[Figure record extracts]

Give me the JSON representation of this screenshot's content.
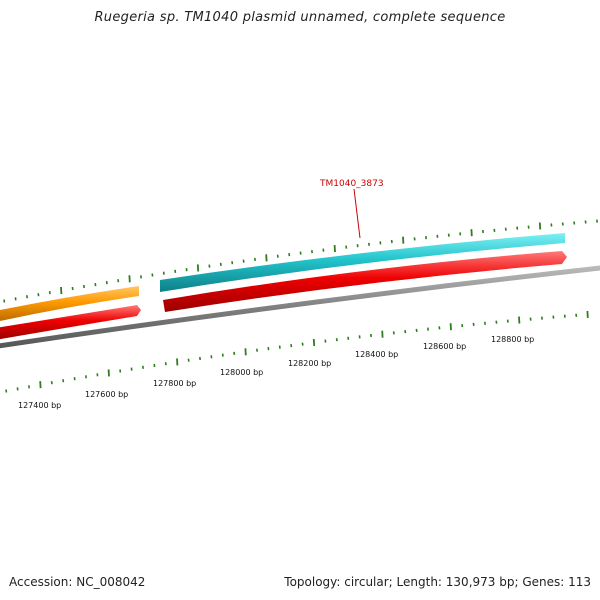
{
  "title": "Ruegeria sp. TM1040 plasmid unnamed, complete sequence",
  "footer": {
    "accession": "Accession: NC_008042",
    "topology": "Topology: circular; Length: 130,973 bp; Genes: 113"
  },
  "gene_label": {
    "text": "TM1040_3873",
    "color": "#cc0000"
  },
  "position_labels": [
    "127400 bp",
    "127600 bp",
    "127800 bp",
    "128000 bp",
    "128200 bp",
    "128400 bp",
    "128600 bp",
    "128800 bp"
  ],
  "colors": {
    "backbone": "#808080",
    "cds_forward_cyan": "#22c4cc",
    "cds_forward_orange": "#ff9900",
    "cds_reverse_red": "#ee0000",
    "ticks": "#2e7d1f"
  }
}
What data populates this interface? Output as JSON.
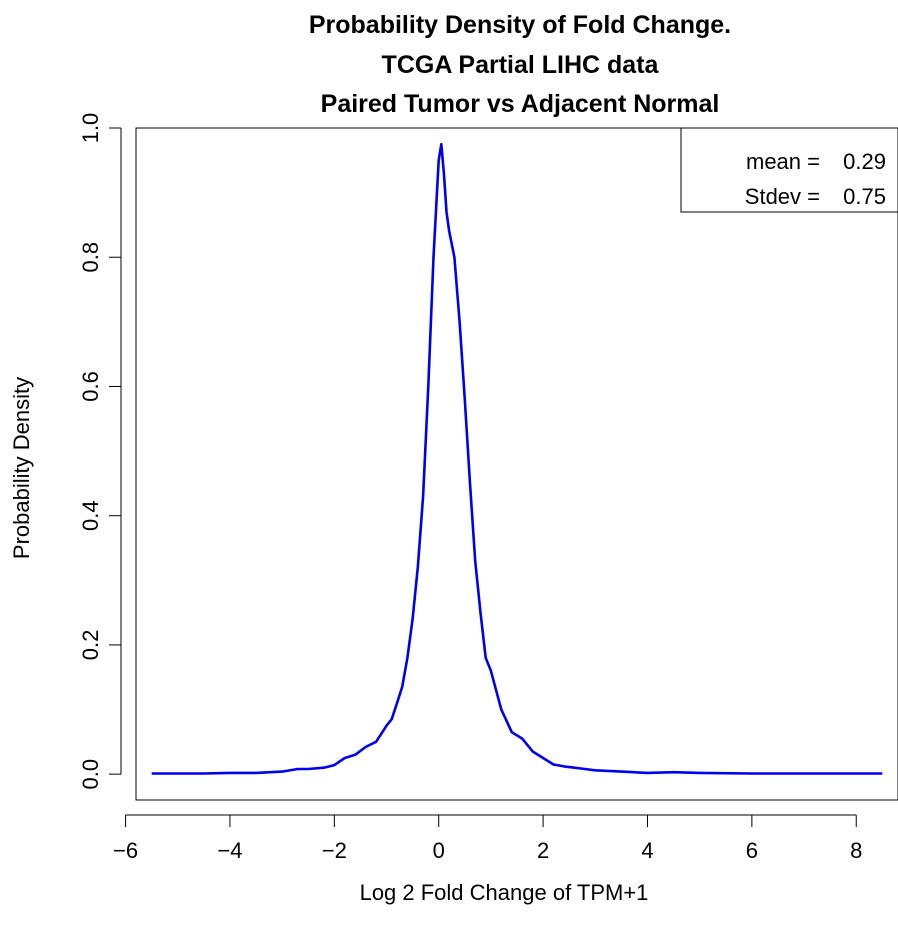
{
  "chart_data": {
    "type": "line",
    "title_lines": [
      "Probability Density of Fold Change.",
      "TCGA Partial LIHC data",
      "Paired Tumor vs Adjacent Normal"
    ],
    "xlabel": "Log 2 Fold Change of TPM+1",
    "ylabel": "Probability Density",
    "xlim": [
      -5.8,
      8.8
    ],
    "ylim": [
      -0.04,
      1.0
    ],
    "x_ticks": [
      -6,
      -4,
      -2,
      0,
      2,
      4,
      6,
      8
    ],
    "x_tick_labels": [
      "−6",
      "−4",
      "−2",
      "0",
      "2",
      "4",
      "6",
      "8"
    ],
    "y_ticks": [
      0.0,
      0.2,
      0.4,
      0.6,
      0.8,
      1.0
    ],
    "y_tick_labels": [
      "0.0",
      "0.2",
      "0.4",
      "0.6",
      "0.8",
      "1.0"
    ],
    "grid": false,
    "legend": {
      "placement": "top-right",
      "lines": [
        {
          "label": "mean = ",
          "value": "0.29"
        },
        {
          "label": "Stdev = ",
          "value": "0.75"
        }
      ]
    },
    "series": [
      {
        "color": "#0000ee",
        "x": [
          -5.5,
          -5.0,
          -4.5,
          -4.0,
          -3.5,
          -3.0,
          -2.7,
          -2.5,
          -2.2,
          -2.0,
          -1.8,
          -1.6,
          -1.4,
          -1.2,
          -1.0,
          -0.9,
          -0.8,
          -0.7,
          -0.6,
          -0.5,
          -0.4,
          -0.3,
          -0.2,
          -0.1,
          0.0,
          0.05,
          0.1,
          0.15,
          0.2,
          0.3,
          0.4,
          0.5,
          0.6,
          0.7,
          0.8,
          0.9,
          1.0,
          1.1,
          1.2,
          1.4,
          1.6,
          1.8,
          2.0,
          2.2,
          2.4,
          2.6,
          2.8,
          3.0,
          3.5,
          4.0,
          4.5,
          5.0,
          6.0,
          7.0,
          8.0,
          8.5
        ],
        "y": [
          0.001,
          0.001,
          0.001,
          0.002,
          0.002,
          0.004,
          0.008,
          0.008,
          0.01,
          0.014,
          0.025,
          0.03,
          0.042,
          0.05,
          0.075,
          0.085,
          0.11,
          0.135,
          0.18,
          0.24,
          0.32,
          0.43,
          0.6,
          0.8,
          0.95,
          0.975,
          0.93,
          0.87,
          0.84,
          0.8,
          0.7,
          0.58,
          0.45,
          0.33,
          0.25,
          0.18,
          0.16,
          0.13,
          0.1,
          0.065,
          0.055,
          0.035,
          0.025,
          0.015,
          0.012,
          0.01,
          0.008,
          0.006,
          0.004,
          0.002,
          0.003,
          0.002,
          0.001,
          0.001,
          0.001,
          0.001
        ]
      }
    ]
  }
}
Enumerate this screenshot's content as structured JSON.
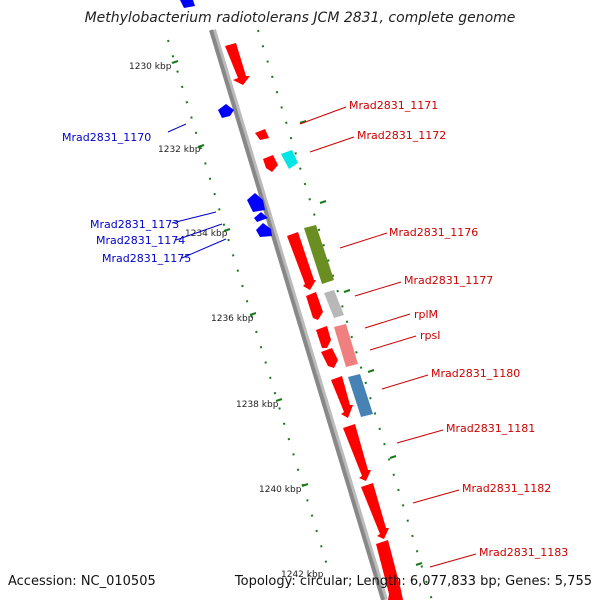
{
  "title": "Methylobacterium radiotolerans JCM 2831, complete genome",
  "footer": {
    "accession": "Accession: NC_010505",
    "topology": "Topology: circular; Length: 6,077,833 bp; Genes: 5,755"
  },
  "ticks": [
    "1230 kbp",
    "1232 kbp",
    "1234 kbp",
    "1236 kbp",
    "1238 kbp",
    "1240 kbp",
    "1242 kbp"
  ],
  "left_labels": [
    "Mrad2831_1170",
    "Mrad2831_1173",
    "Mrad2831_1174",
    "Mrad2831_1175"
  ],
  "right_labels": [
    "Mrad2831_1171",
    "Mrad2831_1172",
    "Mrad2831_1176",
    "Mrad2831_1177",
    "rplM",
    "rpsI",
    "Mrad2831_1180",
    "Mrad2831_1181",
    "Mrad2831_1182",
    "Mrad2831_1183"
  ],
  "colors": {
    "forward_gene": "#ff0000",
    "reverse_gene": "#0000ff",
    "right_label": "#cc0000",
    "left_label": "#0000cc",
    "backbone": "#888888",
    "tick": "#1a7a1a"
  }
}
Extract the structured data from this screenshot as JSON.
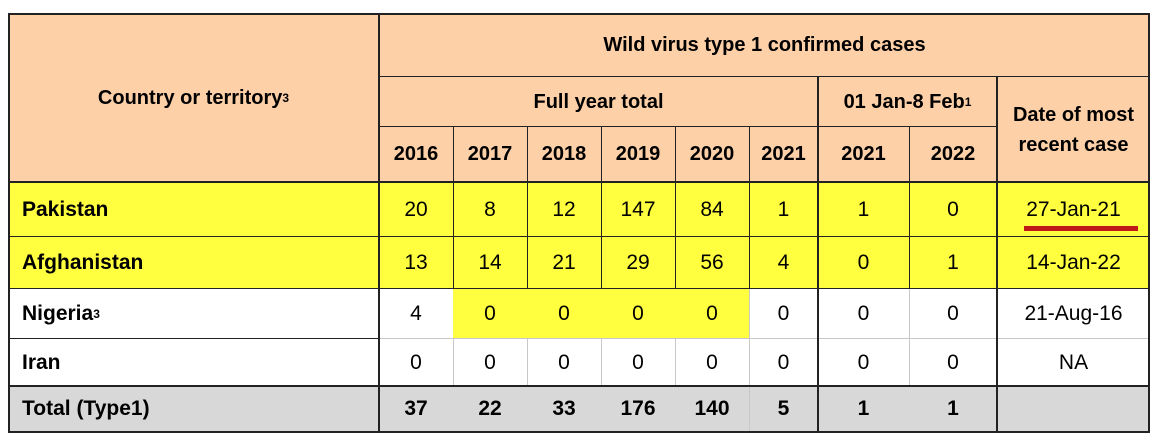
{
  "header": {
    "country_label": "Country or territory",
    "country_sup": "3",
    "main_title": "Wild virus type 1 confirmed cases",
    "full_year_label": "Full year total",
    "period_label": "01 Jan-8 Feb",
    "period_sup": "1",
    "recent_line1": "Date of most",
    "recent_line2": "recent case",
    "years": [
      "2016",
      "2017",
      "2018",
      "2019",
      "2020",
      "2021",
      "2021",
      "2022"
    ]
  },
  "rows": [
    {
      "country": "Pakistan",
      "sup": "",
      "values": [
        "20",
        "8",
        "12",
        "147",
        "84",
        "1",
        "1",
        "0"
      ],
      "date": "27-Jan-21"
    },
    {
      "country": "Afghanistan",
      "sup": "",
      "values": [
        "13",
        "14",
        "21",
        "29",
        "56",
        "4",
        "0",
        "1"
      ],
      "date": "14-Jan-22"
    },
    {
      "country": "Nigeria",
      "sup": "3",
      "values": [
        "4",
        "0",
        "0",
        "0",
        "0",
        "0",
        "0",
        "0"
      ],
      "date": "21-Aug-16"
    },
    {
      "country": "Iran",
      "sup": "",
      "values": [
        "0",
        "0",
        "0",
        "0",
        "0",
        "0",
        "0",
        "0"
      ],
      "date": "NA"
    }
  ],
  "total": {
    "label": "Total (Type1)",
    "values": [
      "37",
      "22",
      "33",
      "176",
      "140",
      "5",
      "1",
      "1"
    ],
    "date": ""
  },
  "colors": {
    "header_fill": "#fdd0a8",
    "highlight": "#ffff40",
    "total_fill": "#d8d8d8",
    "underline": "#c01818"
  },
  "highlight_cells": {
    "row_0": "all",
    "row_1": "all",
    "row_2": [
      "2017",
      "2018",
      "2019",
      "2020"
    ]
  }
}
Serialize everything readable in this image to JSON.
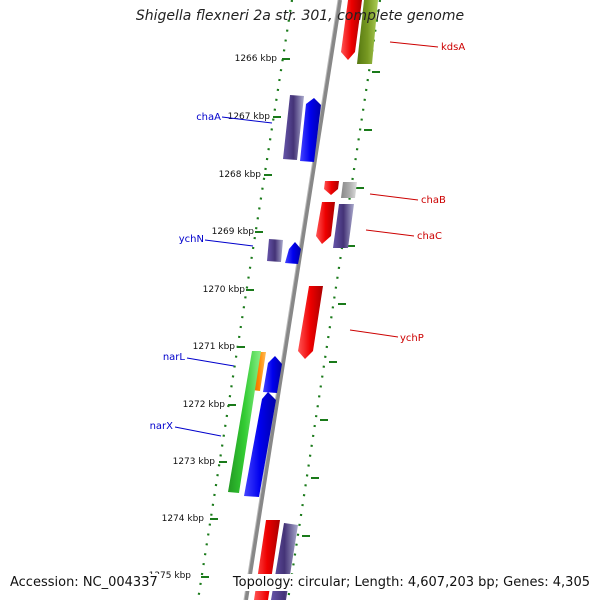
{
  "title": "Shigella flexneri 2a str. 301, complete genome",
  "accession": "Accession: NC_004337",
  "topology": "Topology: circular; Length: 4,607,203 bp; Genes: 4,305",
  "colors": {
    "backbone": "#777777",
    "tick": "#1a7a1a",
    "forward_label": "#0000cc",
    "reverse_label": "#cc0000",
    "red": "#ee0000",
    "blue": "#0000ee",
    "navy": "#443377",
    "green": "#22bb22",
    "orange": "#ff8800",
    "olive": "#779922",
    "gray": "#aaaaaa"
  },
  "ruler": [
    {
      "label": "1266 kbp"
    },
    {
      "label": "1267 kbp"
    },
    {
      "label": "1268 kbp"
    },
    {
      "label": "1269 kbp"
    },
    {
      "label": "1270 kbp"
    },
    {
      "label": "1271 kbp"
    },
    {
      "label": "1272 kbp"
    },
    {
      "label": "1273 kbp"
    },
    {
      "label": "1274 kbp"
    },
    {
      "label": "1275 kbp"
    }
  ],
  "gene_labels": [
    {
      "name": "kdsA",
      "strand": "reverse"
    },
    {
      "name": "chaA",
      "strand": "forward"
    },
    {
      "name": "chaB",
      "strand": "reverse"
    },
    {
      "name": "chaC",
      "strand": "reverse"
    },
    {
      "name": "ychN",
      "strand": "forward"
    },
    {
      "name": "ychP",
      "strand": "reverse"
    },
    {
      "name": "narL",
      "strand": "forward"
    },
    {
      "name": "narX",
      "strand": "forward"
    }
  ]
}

Problem details: Every line that holds the string "circular" must be copied from the records above.

Result of the exercise:
    "topology": "Topology: circular; Length: 130,973 bp; Genes: 113"
    "topology": "Topology: circular; Length: 6,077,833 bp; Genes: 5,755"
  "topology": "Topology: circular; Length: 4,607,203 bp; Genes: 4,305",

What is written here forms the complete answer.